■ WRITTEN PROBLEM ■
Copy out each line that includes the word "this".

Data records
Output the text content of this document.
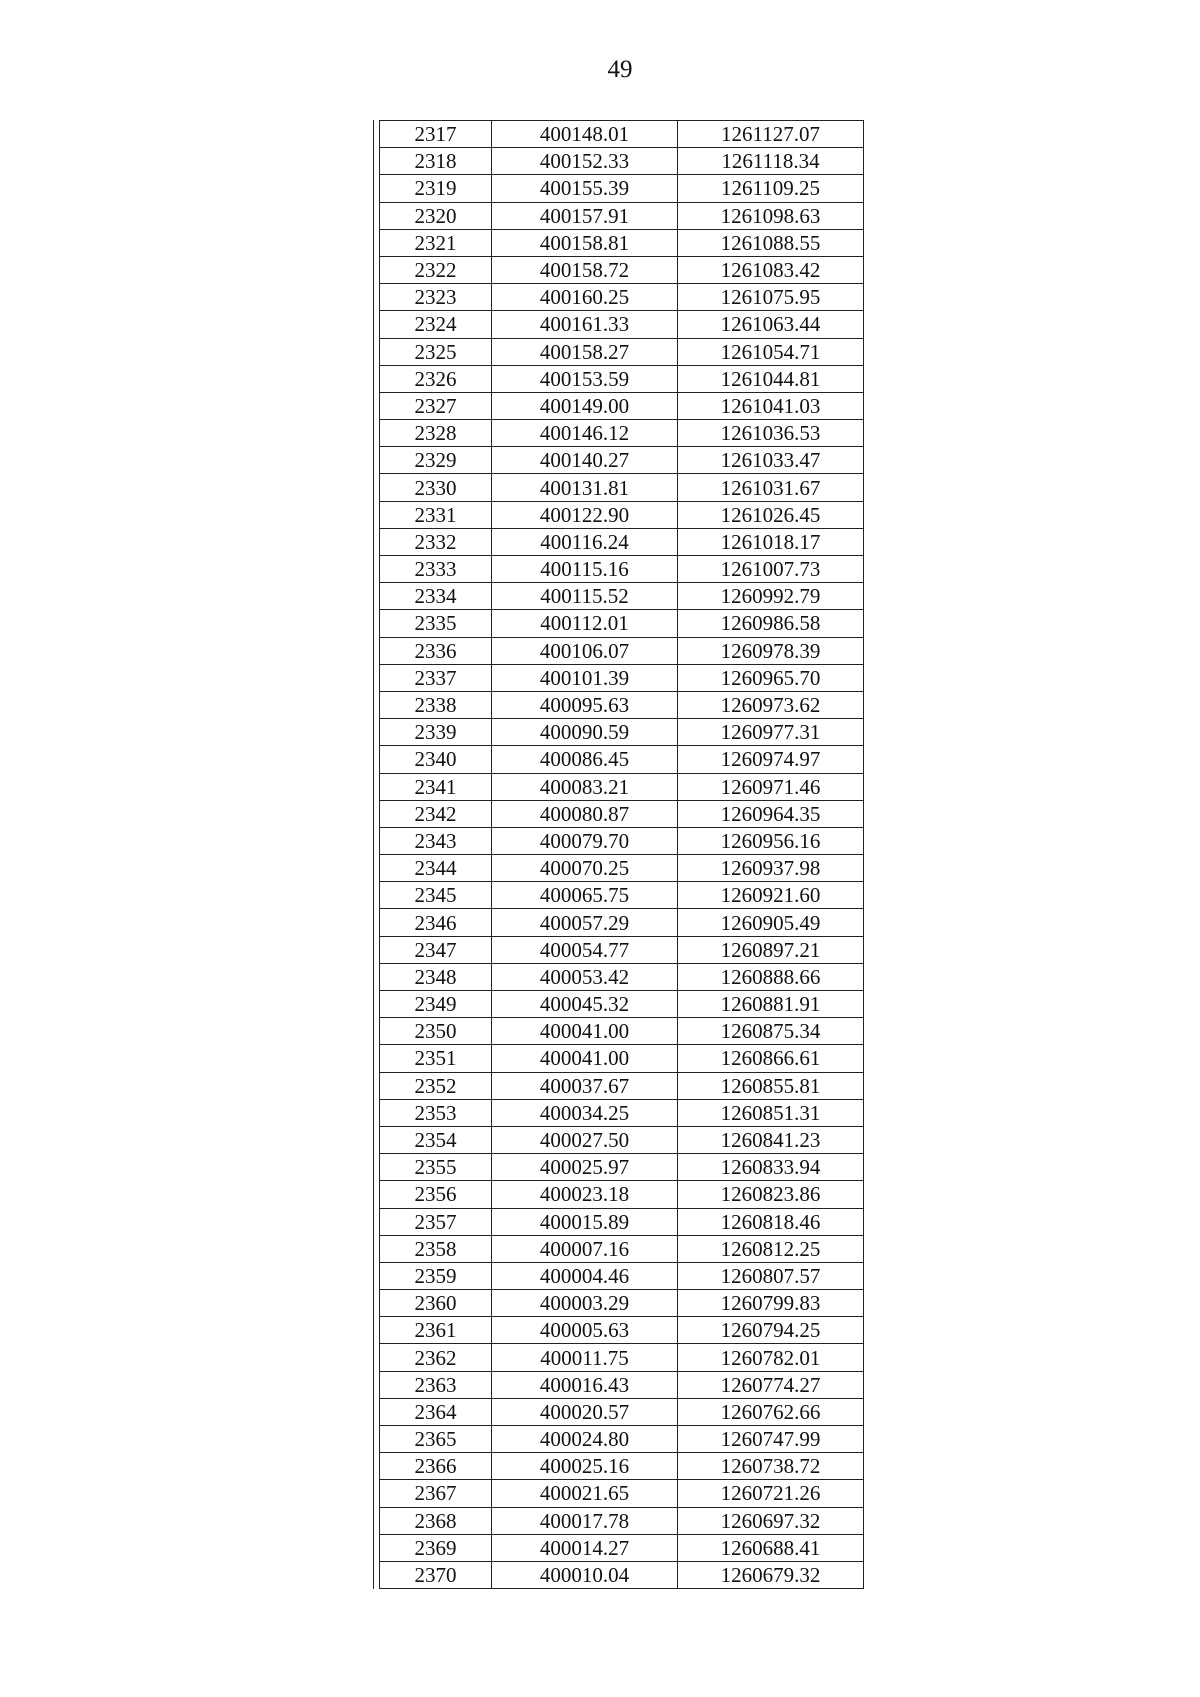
49
2317	400148.01	1261127.07
2318	400152.33	1261118.34
2319	400155.39	1261109.25
2320	400157.91	1261098.63
2321	400158.81	1261088.55
2322	400158.72	1261083.42
2323	400160.25	1261075.95
2324	400161.33	1261063.44
2325	400158.27	1261054.71
2326	400153.59	1261044.81
2327	400149.00	1261041.03
2328	400146.12	1261036.53
2329	400140.27	1261033.47
2330	400131.81	1261031.67
2331	400122.90	1261026.45
2332	400116.24	1261018.17
2333	400115.16	1261007.73
2334	400115.52	1260992.79
2335	400112.01	1260986.58
2336	400106.07	1260978.39
2337	400101.39	1260965.70
2338	400095.63	1260973.62
2339	400090.59	1260977.31
2340	400086.45	1260974.97
2341	400083.21	1260971.46
2342	400080.87	1260964.35
2343	400079.70	1260956.16
2344	400070.25	1260937.98
2345	400065.75	1260921.60
2346	400057.29	1260905.49
2347	400054.77	1260897.21
2348	400053.42	1260888.66
2349	400045.32	1260881.91
2350	400041.00	1260875.34
2351	400041.00	1260866.61
2352	400037.67	1260855.81
2353	400034.25	1260851.31
2354	400027.50	1260841.23
2355	400025.97	1260833.94
2356	400023.18	1260823.86
2357	400015.89	1260818.46
2358	400007.16	1260812.25
2359	400004.46	1260807.57
2360	400003.29	1260799.83
2361	400005.63	1260794.25
2362	400011.75	1260782.01
2363	400016.43	1260774.27
2364	400020.57	1260762.66
2365	400024.80	1260747.99
2366	400025.16	1260738.72
2367	400021.65	1260721.26
2368	400017.78	1260697.32
2369	400014.27	1260688.41
2370	400010.04	1260679.32
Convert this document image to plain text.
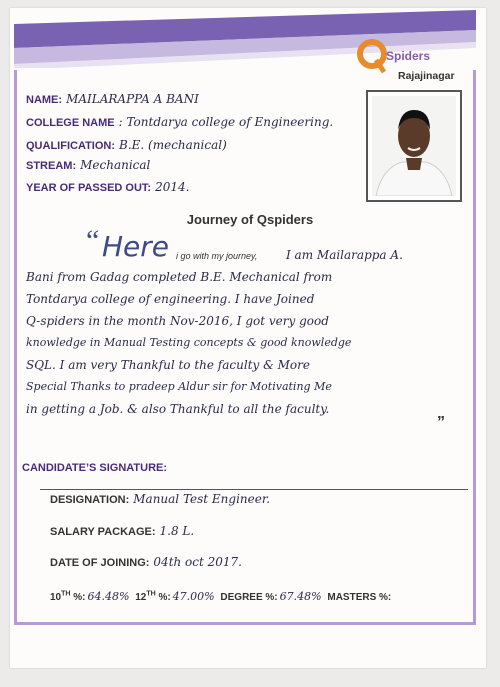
Spiders
Rajajinagar
NAME: MAILARAPPA A BANI
COLLEGE NAME : Tontdarya college of Engineering.
QUALIFICATION: B.E. (mechanical)
STREAM: Mechanical
YEAR OF PASSED OUT: 2014.
Journey of Qspiders
“ Here i go with my journey, I am Mailarappa A.
Bani from Gadag completed B.E. Mechanical from
Tontdarya college of engineering. I have Joined
Q-spiders in the month Nov-2016, I got very good
knowledge in Manual Testing concepts & good knowledge
SQL. I am very Thankful to the faculty & More
Special Thanks to pradeep Aldur sir for Motivating Me
in getting a Job. & also Thankful to all the faculty.
”
CANDIDATE’S SIGNATURE:
DESIGNATION: Manual Test Engineer.
SALARY PACKAGE: 1.8 L.
DATE OF JOINING: 04th oct 2017.
10TH %: 64.48% 12TH %: 47.00% DEGREE %: 67.48% MASTERS %:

■ EXERCISE RESPONSE ■
Output the text content of this document.
Convert this document image to plain text.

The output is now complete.